Chart and figure data
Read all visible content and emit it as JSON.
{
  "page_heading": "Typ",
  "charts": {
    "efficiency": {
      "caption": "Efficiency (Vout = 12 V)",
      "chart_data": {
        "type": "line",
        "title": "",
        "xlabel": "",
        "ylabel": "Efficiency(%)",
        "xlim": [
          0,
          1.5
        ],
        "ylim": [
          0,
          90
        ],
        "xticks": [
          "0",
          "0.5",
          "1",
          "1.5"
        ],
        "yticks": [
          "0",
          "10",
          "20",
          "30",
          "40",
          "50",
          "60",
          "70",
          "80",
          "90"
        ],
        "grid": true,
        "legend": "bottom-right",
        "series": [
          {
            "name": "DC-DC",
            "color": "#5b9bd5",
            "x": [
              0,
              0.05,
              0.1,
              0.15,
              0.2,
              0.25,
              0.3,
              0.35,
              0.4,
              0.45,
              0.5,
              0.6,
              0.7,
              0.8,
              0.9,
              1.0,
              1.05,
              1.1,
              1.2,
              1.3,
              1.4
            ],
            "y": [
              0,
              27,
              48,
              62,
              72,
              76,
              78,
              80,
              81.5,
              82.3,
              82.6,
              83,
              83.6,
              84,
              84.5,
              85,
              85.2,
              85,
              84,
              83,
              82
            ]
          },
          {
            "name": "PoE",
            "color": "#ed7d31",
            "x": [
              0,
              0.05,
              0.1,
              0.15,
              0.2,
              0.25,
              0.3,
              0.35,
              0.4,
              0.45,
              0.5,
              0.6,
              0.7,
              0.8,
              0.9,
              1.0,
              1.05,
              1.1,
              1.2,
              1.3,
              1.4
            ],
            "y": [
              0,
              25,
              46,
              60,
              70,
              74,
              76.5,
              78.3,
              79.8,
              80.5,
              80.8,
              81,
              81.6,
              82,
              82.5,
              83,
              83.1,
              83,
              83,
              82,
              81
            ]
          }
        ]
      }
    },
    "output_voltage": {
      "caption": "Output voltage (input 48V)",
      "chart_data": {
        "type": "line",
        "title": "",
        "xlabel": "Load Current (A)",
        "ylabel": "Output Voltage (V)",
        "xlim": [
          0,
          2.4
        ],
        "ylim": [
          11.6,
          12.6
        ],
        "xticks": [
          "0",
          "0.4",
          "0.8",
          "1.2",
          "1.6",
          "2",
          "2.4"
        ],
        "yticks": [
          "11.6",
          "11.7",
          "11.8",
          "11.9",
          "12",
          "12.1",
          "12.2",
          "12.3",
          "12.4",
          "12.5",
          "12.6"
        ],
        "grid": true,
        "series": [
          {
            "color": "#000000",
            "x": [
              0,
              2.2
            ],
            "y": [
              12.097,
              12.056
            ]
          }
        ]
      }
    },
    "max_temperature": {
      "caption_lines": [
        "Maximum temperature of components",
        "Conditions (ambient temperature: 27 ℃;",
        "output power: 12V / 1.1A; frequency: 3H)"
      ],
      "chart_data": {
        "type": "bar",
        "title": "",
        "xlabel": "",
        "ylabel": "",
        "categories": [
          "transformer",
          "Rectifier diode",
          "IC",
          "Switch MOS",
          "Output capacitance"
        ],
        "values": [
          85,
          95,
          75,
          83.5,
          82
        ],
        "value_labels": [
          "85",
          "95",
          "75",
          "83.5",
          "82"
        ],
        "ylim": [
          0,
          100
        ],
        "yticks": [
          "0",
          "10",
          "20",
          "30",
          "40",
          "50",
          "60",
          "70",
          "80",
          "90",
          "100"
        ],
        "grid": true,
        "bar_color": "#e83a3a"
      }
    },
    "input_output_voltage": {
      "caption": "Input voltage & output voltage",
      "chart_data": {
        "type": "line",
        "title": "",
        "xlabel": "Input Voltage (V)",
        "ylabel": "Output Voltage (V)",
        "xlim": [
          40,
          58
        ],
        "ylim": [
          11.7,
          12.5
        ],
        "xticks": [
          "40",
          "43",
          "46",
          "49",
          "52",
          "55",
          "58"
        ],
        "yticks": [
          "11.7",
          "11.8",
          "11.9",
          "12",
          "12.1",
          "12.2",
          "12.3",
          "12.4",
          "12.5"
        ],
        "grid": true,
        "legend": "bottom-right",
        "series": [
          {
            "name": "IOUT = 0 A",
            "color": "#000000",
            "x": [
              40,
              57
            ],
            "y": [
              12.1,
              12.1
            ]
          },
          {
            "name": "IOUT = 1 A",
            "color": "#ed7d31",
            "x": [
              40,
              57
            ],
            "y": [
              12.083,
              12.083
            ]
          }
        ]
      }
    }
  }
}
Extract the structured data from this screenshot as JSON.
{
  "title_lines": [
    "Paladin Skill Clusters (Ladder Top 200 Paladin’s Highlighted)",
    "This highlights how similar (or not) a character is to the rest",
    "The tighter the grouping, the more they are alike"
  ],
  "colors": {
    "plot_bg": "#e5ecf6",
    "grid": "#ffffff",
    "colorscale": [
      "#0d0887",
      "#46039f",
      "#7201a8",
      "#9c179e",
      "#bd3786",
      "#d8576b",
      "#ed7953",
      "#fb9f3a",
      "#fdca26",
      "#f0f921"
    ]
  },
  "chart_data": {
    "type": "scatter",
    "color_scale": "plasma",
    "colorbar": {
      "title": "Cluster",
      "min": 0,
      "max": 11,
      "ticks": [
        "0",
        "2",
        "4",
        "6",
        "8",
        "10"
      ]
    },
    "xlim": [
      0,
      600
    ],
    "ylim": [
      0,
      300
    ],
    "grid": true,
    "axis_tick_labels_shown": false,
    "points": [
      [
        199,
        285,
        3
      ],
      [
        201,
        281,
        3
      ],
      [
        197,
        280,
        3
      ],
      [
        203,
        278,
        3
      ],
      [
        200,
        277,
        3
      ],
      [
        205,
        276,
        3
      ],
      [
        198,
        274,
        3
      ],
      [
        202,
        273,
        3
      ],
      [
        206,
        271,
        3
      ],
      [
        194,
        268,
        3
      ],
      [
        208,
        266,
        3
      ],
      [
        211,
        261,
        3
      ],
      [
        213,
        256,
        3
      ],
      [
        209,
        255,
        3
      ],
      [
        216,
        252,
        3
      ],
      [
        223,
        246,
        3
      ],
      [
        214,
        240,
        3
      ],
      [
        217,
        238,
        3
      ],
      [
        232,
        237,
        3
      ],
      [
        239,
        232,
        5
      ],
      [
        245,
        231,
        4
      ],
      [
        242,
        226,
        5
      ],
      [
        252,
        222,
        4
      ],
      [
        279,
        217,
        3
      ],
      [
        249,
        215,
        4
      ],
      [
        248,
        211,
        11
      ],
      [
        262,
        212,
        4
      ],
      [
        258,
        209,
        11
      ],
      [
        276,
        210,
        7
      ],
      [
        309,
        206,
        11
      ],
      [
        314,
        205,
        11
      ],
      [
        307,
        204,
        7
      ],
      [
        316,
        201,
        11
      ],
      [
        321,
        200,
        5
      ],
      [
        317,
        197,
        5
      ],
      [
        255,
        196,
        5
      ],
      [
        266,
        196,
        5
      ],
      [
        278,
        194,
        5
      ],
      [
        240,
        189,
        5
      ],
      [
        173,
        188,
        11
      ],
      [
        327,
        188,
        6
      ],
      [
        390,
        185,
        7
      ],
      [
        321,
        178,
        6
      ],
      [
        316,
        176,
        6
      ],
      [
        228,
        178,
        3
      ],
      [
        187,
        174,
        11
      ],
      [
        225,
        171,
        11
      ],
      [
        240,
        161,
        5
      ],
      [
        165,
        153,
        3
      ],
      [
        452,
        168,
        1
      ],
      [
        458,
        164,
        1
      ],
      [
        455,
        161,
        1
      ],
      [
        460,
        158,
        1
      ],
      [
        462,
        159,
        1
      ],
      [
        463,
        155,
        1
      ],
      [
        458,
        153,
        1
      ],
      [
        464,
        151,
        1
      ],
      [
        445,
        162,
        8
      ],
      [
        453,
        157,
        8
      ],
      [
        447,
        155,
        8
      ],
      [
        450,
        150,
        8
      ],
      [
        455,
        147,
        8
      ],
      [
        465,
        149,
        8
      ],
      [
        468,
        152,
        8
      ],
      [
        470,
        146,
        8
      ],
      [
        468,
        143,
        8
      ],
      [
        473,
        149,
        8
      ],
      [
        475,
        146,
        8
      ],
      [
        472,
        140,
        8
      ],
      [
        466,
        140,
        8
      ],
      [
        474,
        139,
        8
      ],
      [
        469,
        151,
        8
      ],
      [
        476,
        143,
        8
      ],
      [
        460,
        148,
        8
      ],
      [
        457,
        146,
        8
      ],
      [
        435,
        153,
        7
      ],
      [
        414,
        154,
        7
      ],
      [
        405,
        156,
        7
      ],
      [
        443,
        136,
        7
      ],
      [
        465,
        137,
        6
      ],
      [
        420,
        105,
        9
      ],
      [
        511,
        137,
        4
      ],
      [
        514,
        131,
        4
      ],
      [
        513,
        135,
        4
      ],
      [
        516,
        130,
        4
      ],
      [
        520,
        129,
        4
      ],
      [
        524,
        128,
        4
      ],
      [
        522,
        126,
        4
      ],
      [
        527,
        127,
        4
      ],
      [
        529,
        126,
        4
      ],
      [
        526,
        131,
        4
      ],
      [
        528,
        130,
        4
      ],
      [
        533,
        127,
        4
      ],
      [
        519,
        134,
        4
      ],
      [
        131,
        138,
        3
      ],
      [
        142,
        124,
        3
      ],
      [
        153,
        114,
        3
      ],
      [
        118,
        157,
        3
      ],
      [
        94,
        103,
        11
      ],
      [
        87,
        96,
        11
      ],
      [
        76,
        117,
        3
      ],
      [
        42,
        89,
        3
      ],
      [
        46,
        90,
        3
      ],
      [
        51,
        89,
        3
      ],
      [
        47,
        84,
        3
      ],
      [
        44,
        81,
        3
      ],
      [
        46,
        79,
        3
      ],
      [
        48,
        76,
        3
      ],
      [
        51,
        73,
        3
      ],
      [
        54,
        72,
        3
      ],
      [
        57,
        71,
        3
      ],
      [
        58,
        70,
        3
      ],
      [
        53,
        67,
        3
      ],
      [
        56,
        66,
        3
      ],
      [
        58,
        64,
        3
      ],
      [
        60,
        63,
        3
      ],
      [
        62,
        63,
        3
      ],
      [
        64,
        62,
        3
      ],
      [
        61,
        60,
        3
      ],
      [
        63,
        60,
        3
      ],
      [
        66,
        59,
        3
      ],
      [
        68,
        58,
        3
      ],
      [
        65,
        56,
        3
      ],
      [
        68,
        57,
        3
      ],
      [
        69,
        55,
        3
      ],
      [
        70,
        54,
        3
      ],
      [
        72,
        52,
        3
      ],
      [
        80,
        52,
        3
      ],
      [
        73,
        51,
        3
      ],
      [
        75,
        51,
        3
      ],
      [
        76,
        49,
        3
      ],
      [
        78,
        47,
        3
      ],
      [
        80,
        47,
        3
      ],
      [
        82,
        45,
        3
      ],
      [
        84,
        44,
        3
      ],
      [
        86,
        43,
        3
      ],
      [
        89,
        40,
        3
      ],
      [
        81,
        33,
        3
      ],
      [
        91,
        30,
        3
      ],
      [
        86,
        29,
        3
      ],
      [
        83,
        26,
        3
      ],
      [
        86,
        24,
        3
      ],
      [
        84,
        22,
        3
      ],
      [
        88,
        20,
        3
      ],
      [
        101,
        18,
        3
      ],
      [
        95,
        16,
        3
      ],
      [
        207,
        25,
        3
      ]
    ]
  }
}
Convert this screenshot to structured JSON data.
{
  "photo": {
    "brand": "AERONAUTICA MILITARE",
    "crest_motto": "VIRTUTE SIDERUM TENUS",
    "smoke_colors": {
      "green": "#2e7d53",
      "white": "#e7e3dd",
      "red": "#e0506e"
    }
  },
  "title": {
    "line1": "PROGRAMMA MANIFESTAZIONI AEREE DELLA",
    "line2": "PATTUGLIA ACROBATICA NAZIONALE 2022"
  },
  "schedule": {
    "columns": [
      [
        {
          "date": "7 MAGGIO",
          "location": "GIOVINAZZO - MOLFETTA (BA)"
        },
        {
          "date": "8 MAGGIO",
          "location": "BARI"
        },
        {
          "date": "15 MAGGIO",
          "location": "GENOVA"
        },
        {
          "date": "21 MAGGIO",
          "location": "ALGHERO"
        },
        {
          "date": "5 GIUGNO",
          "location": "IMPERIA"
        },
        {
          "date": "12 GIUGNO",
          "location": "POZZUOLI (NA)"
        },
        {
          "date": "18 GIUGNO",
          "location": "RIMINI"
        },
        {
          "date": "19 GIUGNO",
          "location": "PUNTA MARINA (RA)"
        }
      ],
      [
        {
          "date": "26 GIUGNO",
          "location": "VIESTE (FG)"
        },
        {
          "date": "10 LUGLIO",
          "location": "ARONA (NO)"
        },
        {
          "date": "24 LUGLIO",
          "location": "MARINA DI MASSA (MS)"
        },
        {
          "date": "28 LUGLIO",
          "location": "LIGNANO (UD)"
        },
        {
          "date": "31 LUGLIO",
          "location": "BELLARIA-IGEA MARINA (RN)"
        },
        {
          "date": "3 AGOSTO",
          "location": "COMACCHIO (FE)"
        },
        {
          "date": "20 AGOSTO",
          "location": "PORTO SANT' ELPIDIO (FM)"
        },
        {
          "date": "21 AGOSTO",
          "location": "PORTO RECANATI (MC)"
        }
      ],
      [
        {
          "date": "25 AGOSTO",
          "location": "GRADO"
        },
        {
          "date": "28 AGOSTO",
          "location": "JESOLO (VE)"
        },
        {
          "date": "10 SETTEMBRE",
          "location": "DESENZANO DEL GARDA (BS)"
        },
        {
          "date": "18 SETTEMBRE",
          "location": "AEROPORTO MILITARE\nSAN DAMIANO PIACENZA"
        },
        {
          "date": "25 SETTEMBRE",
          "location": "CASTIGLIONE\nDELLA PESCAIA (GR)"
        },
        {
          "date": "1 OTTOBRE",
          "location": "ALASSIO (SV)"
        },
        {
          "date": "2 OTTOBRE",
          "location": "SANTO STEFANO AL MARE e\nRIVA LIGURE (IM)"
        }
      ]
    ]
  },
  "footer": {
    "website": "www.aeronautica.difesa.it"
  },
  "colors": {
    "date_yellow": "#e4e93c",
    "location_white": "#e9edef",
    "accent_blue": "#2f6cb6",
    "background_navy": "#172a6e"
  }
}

= GIVEN PROBLEM =
Locate the lines above that contain "ylabel" and copy them.

= TASK OUTPUT =
        "ylabel": "Efficiency(%)",
        "ylabel": "Output Voltage (V)",
        "ylabel": "",
        "ylabel": "Output Voltage (V)",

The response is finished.